[Item position entries]
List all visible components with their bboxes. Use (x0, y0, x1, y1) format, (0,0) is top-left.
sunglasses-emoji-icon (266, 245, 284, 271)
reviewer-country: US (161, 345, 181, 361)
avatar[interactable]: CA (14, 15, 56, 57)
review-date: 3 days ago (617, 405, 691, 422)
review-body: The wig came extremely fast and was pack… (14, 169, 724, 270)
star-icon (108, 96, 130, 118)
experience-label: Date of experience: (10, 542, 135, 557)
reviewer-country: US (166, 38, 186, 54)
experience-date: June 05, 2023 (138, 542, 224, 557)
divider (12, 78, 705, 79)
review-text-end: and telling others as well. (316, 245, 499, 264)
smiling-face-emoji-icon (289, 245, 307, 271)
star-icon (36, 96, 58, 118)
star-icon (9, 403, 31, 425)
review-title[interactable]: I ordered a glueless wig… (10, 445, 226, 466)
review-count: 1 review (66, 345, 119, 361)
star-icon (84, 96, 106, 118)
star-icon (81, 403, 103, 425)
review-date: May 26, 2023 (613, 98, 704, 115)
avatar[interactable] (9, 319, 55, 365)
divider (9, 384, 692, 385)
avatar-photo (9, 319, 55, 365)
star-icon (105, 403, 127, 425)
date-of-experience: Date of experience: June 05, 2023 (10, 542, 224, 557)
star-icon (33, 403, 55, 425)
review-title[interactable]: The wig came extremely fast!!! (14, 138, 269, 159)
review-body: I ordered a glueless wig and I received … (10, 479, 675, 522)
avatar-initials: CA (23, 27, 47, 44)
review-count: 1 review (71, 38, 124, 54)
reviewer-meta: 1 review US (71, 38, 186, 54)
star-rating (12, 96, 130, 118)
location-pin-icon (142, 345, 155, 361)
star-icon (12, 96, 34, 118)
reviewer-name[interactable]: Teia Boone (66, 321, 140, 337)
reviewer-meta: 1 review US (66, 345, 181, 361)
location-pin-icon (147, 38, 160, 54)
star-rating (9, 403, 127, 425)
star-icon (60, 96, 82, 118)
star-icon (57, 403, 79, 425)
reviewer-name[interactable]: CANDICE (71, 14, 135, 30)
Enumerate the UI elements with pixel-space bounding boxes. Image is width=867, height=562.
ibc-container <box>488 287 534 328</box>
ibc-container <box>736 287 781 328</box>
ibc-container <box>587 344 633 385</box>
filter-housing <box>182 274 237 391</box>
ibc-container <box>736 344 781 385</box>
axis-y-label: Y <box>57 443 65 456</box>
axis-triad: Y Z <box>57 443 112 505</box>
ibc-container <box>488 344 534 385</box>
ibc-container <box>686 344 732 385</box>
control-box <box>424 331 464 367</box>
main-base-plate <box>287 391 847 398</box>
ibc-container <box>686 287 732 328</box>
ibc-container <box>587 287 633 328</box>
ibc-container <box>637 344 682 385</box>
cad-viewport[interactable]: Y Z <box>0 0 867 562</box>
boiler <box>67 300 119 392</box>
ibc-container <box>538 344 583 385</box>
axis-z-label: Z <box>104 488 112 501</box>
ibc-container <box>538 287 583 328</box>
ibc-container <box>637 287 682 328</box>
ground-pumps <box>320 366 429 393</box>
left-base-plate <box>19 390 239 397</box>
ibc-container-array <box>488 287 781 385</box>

**Challenge**: Reproduce every line of the items above verbatim, in the same order.

**Answer to the exercise**:
List all visible components with their bboxes. Use (x0, y0, x1, y1) format, (0,0) is top-left.
sunglasses-emoji-icon (266, 245, 284, 271)
reviewer-country: US (161, 345, 181, 361)
avatar[interactable]: CA (14, 15, 56, 57)
review-date: 3 days ago (617, 405, 691, 422)
review-body: The wig came extremely fast and was pack… (14, 169, 724, 270)
star-icon (108, 96, 130, 118)
experience-label: Date of experience: (10, 542, 135, 557)
reviewer-country: US (166, 38, 186, 54)
experience-date: June 05, 2023 (138, 542, 224, 557)
divider (12, 78, 705, 79)
review-text-end: and telling others as well. (316, 245, 499, 264)
smiling-face-emoji-icon (289, 245, 307, 271)
star-icon (36, 96, 58, 118)
star-icon (9, 403, 31, 425)
review-title[interactable]: I ordered a glueless wig… (10, 445, 226, 466)
review-count: 1 review (66, 345, 119, 361)
star-icon (84, 96, 106, 118)
star-icon (81, 403, 103, 425)
review-date: May 26, 2023 (613, 98, 704, 115)
avatar[interactable] (9, 319, 55, 365)
divider (9, 384, 692, 385)
avatar-photo (9, 319, 55, 365)
star-icon (105, 403, 127, 425)
date-of-experience: Date of experience: June 05, 2023 (10, 542, 224, 557)
star-icon (33, 403, 55, 425)
review-title[interactable]: The wig came extremely fast!!! (14, 138, 269, 159)
review-body: I ordered a glueless wig and I received … (10, 479, 675, 522)
avatar-initials: CA (23, 27, 47, 44)
review-count: 1 review (71, 38, 124, 54)
reviewer-meta: 1 review US (71, 38, 186, 54)
star-rating (12, 96, 130, 118)
location-pin-icon (142, 345, 155, 361)
star-icon (12, 96, 34, 118)
reviewer-name[interactable]: Teia Boone (66, 321, 140, 337)
reviewer-meta: 1 review US (66, 345, 181, 361)
location-pin-icon (147, 38, 160, 54)
star-rating (9, 403, 127, 425)
star-icon (60, 96, 82, 118)
star-icon (57, 403, 79, 425)
reviewer-name[interactable]: CANDICE (71, 14, 135, 30)
Enumerate the UI elements with pixel-space bounding boxes. Image is width=867, height=562.
ibc-container <box>488 287 534 328</box>
ibc-container <box>736 287 781 328</box>
ibc-container <box>587 344 633 385</box>
filter-housing <box>182 274 237 391</box>
ibc-container <box>736 344 781 385</box>
axis-y-label: Y <box>57 443 65 456</box>
axis-triad: Y Z <box>57 443 112 505</box>
ibc-container <box>488 344 534 385</box>
ibc-container <box>686 344 732 385</box>
control-box <box>424 331 464 367</box>
main-base-plate <box>287 391 847 398</box>
ibc-container <box>686 287 732 328</box>
ibc-container <box>587 287 633 328</box>
ibc-container <box>637 344 682 385</box>
cad-viewport[interactable]: Y Z <box>0 0 867 562</box>
boiler <box>67 300 119 392</box>
ibc-container <box>538 344 583 385</box>
axis-z-label: Z <box>104 488 112 501</box>
ibc-container <box>538 287 583 328</box>
ibc-container <box>637 287 682 328</box>
ground-pumps <box>320 366 429 393</box>
left-base-plate <box>19 390 239 397</box>
ibc-container-array <box>488 287 781 385</box>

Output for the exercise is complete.